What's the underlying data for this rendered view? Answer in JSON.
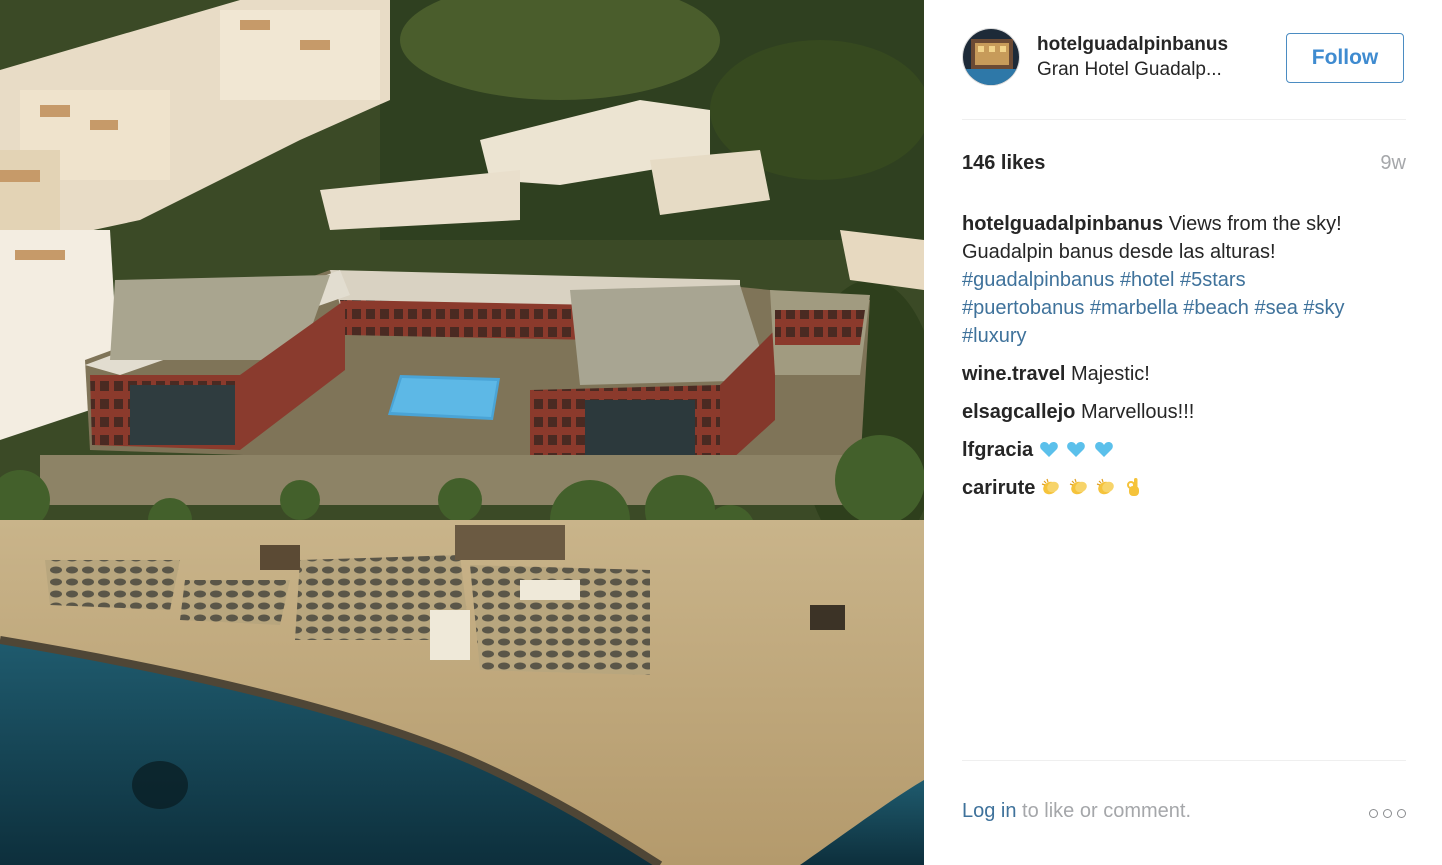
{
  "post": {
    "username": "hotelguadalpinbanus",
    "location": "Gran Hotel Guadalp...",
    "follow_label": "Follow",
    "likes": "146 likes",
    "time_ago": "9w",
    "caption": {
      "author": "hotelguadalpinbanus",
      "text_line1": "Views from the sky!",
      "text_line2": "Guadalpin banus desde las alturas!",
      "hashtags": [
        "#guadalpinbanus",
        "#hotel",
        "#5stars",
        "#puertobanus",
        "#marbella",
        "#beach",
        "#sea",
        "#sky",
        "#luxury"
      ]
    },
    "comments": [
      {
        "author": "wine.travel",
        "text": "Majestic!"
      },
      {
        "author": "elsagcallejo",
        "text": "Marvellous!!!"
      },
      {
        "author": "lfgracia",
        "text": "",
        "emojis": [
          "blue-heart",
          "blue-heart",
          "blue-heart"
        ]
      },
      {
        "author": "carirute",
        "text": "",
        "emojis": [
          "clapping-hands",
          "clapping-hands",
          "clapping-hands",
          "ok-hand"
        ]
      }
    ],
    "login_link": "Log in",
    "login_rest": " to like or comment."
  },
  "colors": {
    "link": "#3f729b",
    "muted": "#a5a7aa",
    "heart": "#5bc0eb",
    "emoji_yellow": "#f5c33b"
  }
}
· · · ·
- [TASK TO COMPLETE]:
Leave the pictures out and reproduce each record exactly as written.

- [SOLUTION TO THIS EXERCISE]:
What's the underlying data for this rendered view? Answer in JSON.
{
  "post": {
    "username": "hotelguadalpinbanus",
    "location": "Gran Hotel Guadalp...",
    "follow_label": "Follow",
    "likes": "146 likes",
    "time_ago": "9w",
    "caption": {
      "author": "hotelguadalpinbanus",
      "text_line1": "Views from the sky!",
      "text_line2": "Guadalpin banus desde las alturas!",
      "hashtags": [
        "#guadalpinbanus",
        "#hotel",
        "#5stars",
        "#puertobanus",
        "#marbella",
        "#beach",
        "#sea",
        "#sky",
        "#luxury"
      ]
    },
    "comments": [
      {
        "author": "wine.travel",
        "text": "Majestic!"
      },
      {
        "author": "elsagcallejo",
        "text": "Marvellous!!!"
      },
      {
        "author": "lfgracia",
        "text": "",
        "emojis": [
          "blue-heart",
          "blue-heart",
          "blue-heart"
        ]
      },
      {
        "author": "carirute",
        "text": "",
        "emojis": [
          "clapping-hands",
          "clapping-hands",
          "clapping-hands",
          "ok-hand"
        ]
      }
    ],
    "login_link": "Log in",
    "login_rest": " to like or comment."
  },
  "colors": {
    "link": "#3f729b",
    "muted": "#a5a7aa",
    "heart": "#5bc0eb",
    "emoji_yellow": "#f5c33b"
  }
}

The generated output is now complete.